[start]
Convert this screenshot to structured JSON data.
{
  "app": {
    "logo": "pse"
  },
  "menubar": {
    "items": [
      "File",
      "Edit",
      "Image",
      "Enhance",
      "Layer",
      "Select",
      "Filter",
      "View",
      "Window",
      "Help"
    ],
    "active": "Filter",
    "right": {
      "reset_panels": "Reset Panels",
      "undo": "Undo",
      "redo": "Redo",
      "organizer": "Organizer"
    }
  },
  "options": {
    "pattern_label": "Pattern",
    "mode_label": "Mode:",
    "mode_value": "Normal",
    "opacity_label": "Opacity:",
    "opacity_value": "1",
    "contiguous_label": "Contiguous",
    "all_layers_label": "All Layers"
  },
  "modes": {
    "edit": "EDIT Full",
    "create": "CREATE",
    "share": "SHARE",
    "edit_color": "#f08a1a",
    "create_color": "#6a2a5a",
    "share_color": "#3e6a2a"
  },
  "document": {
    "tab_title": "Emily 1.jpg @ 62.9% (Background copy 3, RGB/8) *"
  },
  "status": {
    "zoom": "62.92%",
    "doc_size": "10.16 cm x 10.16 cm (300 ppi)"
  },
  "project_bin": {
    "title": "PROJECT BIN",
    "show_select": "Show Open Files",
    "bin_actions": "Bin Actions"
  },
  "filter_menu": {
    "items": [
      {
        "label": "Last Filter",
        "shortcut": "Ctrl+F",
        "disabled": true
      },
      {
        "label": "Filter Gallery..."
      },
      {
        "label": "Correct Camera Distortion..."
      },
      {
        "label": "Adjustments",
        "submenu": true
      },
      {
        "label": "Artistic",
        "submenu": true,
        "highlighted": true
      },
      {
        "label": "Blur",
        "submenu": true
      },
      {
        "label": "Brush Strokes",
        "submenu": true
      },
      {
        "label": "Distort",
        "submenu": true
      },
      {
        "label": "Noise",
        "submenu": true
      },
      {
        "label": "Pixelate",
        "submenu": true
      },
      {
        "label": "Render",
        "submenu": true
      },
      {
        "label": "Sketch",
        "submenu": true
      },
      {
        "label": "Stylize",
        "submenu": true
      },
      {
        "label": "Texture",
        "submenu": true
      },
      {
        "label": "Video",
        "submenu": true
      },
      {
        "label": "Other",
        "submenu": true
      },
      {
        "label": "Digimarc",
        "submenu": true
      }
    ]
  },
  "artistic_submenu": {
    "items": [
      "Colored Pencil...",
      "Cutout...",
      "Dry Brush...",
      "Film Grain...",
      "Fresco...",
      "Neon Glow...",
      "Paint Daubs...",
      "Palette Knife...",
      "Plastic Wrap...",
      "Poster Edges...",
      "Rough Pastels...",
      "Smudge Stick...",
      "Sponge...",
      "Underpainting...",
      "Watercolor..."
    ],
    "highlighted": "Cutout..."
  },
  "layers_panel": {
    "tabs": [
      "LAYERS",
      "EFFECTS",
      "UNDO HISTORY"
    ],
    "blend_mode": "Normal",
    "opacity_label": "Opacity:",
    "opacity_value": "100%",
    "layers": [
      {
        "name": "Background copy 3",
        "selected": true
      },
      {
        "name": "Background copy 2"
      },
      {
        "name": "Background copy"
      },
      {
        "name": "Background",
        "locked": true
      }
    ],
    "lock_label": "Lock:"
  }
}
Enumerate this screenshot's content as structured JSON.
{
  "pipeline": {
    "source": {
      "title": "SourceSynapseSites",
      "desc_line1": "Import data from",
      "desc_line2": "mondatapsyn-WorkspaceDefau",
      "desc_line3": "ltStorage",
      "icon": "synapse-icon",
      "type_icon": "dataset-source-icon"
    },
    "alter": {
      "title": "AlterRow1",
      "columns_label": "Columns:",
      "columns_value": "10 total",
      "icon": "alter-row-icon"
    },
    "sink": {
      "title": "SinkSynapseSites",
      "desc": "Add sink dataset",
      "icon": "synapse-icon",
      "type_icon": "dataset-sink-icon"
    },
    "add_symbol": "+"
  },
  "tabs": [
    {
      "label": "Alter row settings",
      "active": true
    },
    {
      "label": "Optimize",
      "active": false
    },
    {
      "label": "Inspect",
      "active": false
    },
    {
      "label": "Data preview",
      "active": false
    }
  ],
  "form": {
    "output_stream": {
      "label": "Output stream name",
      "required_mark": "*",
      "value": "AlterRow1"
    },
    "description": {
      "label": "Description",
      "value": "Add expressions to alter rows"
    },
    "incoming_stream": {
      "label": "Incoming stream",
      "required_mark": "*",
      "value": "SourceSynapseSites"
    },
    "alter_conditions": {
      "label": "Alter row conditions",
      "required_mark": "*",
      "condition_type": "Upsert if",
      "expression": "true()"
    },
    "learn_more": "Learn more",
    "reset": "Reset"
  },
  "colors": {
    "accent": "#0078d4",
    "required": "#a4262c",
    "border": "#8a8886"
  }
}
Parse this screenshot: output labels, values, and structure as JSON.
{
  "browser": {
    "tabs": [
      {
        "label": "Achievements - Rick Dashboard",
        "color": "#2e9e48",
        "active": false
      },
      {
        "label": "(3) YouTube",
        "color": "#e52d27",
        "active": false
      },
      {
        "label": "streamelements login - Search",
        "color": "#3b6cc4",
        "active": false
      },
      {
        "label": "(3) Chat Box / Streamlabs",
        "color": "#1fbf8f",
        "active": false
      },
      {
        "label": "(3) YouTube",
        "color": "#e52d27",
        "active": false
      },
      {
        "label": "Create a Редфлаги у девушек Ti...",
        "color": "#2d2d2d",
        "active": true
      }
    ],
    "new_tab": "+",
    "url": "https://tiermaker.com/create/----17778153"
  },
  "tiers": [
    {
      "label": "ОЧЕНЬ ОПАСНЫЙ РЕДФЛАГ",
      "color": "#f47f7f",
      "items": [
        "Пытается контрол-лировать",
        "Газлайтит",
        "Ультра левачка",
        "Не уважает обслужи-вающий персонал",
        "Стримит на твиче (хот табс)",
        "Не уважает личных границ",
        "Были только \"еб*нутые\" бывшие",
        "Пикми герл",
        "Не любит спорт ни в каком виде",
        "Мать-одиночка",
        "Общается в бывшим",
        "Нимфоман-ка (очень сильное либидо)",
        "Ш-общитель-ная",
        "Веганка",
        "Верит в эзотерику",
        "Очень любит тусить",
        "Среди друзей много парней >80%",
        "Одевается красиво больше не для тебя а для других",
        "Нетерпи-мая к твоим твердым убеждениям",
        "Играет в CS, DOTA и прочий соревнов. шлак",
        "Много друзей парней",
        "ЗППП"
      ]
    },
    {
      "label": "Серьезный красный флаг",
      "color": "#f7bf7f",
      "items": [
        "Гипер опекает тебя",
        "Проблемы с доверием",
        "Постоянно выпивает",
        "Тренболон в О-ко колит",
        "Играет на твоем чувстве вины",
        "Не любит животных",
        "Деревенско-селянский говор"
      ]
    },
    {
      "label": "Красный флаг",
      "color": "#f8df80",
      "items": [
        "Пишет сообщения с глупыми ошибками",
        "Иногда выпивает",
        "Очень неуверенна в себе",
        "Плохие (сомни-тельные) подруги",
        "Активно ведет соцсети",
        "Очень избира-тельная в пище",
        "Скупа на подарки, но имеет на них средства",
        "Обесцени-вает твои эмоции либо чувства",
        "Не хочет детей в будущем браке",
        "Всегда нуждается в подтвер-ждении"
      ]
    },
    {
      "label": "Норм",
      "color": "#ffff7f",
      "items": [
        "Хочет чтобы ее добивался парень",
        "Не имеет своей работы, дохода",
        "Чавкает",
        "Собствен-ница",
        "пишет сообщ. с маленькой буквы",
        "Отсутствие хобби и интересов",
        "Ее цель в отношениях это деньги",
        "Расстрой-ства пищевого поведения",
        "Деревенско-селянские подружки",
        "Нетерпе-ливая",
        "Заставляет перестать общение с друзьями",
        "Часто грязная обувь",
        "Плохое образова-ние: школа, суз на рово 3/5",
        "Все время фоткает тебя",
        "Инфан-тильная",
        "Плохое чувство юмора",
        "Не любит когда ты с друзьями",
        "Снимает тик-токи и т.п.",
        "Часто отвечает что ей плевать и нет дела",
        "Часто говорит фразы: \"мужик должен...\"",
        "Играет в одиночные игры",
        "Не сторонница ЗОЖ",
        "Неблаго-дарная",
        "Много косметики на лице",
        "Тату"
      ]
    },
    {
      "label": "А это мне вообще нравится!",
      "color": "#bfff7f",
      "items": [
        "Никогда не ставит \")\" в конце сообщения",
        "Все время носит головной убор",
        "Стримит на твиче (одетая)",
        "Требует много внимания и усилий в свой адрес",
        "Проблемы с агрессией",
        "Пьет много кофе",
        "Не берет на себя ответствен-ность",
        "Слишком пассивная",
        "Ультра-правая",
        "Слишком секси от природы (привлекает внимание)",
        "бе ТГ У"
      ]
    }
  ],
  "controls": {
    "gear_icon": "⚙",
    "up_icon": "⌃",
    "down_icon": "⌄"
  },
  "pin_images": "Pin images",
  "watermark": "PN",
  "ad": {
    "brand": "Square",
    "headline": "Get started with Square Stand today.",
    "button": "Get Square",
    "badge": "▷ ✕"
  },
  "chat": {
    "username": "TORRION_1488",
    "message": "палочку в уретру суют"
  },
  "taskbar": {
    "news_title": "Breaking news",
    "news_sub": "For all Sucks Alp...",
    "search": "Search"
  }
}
[end]
Stated goal
Extract every line containing the string "выпивает" from the material.

Exercise result
        "Постоянно выпивает",
        "Иногда выпивает",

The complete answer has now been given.